Written exercise → Identify the lines that contain the string "this" and report only how many there are.

---------- Input data ----------

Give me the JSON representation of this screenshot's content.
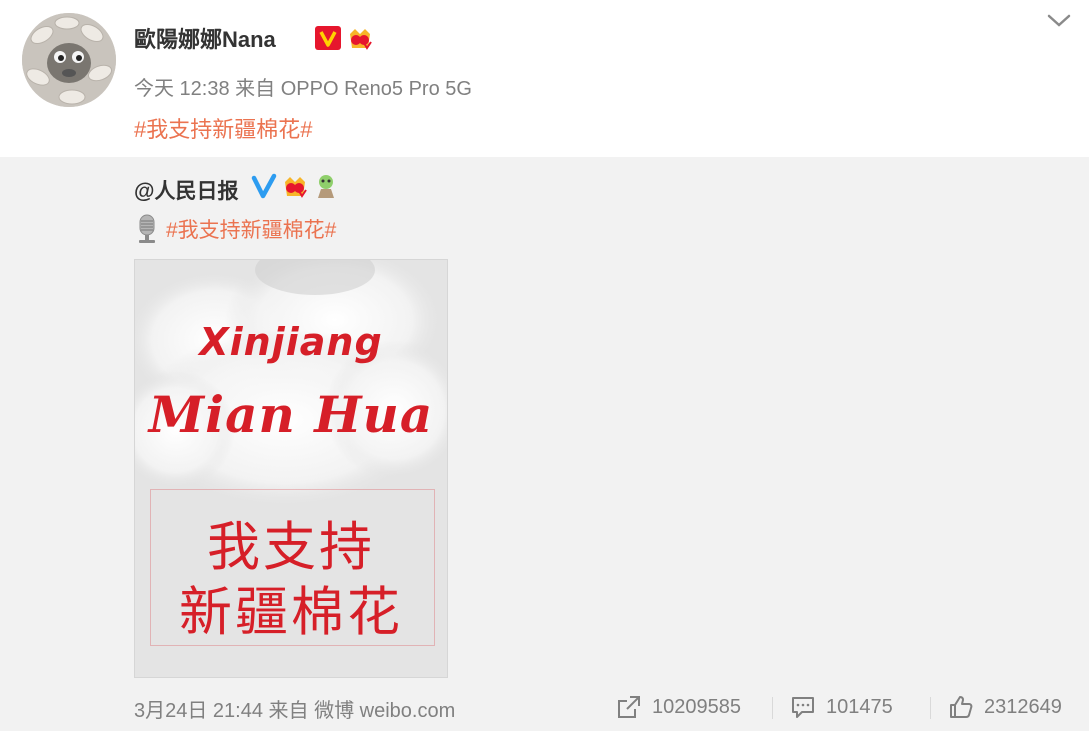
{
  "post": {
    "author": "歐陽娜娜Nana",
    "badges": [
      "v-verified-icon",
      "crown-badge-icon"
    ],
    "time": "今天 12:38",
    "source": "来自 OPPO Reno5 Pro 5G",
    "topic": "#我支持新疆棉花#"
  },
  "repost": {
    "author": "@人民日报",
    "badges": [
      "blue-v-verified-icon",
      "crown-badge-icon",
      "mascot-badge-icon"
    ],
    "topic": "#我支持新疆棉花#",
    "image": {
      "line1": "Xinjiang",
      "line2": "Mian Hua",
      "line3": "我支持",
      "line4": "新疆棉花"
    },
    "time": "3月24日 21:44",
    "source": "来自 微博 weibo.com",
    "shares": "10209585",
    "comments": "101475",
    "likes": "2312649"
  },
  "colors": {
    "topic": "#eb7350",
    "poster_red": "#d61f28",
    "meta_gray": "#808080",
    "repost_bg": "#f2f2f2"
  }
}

----------
---------- Input data ----------

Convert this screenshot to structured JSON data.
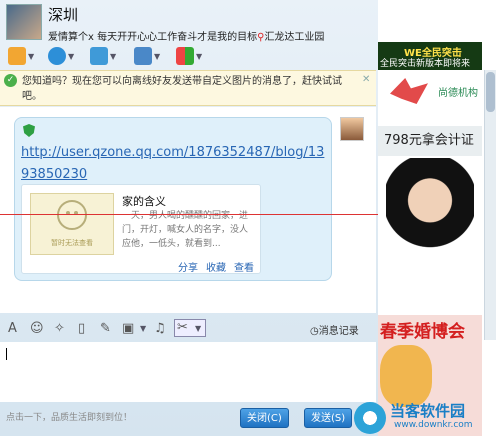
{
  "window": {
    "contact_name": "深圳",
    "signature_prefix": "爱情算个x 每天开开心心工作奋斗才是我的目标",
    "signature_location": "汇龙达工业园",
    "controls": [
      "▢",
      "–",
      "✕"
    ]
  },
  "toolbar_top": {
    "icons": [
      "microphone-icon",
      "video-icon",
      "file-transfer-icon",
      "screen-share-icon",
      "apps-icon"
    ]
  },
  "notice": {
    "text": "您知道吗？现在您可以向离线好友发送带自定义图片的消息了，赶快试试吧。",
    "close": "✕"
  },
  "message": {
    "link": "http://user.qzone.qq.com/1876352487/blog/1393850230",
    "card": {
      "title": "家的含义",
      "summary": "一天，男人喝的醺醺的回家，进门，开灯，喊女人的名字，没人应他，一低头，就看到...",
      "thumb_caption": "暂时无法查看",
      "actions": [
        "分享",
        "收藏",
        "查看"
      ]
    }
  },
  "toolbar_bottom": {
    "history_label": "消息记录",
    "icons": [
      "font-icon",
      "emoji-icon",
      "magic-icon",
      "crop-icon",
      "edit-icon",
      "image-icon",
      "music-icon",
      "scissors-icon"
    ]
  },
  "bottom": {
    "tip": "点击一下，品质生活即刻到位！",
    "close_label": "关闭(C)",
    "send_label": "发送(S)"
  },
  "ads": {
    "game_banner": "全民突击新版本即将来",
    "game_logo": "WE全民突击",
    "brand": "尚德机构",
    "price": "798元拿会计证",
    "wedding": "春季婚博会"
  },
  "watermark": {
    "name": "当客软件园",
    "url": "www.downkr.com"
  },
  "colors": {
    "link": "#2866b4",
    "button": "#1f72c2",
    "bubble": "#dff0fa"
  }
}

----------
---------- Input data ----------

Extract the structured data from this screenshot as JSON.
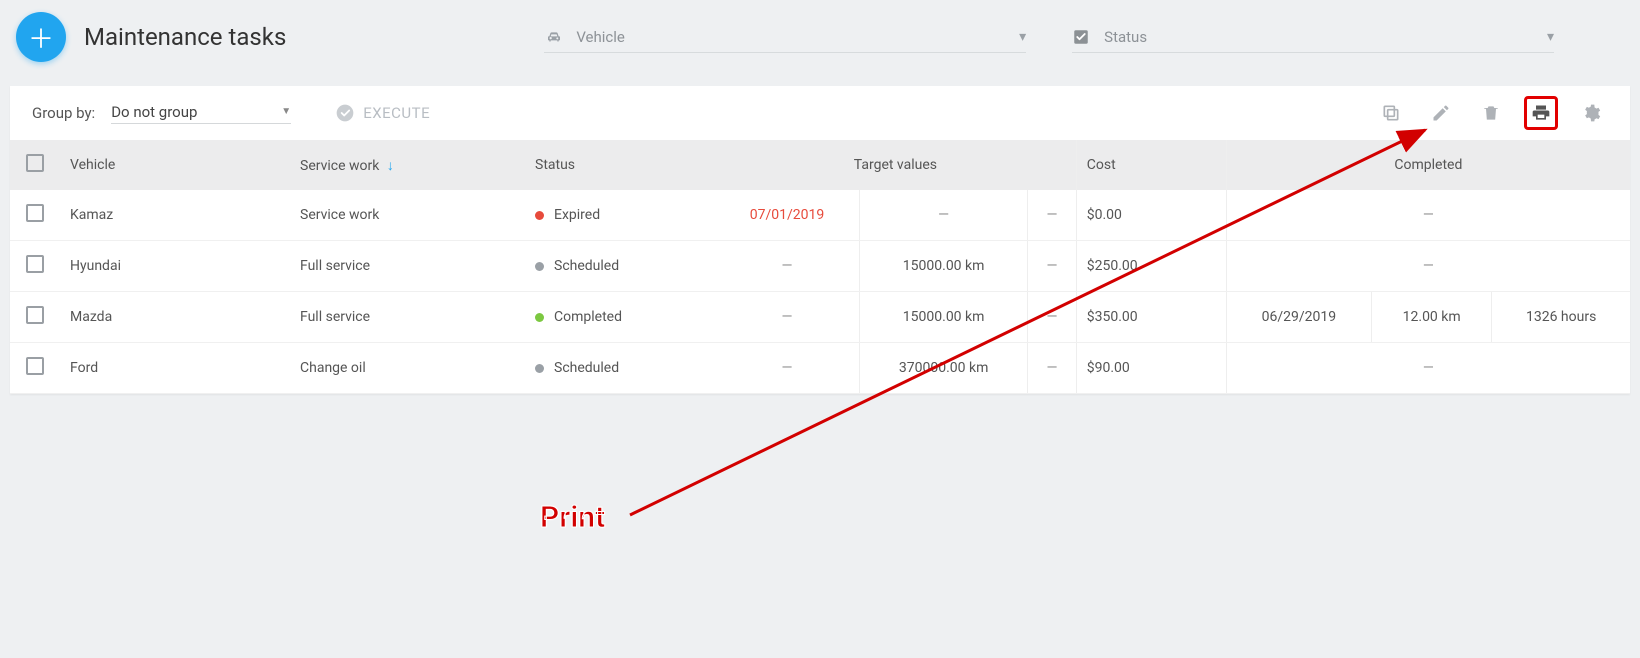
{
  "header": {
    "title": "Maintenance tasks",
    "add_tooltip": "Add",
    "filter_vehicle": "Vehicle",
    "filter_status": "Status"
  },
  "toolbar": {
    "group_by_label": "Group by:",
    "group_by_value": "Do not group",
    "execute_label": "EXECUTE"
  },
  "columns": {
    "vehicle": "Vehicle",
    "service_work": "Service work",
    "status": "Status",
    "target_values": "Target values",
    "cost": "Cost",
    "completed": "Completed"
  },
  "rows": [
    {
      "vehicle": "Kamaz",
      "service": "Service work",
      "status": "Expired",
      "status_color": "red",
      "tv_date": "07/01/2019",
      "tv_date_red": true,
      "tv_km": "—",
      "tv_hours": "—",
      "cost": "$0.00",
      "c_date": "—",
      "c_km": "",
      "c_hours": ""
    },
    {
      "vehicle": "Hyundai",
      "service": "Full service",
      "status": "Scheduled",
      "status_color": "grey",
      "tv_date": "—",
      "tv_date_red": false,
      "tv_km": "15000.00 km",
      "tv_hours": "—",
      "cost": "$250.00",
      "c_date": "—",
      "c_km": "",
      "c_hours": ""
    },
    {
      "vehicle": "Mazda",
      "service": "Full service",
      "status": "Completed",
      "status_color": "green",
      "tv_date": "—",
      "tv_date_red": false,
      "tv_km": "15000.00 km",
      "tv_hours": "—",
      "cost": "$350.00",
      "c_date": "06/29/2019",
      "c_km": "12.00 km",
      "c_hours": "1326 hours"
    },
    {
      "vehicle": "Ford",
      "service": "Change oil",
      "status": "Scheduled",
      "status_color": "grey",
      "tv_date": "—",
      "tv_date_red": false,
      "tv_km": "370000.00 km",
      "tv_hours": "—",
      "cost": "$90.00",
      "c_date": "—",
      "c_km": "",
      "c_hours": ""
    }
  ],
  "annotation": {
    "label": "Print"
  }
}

----------

Exercise answer → 3